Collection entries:
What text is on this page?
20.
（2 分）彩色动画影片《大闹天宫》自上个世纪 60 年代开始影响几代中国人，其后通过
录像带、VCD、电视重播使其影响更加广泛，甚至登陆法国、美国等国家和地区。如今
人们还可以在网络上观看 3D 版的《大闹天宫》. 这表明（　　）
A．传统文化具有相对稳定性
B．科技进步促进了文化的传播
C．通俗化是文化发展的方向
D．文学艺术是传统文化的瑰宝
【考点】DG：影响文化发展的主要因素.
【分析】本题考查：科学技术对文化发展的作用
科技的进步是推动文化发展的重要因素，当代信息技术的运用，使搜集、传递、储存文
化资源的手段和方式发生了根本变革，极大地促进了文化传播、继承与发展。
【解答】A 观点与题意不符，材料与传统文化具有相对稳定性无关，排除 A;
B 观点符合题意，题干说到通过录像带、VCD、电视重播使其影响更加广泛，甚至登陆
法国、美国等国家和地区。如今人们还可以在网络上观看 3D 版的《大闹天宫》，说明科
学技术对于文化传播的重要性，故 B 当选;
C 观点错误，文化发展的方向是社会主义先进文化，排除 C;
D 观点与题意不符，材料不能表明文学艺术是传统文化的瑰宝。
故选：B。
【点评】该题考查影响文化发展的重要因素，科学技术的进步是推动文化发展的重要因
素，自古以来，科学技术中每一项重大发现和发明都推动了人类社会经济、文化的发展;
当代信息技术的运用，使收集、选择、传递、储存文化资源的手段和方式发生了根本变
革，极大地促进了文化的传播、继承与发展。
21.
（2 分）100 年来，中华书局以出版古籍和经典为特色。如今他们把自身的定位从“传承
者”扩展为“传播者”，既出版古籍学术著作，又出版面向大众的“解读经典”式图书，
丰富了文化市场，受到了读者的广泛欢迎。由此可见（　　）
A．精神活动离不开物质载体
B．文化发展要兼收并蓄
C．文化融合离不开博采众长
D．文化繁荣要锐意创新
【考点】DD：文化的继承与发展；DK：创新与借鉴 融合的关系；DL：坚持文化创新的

GIVEN INSTRUCTION:
Check each line of the entries for the string "当代信息技术的运用". Copy the lines that have it.

EXERCISE SOLUTION:
科技的进步是推动文化发展的重要因素，当代信息技术的运用，使搜集、传递、储存文
当代信息技术的运用，使收集、选择、传递、储存文化资源的手段和方式发生了根本变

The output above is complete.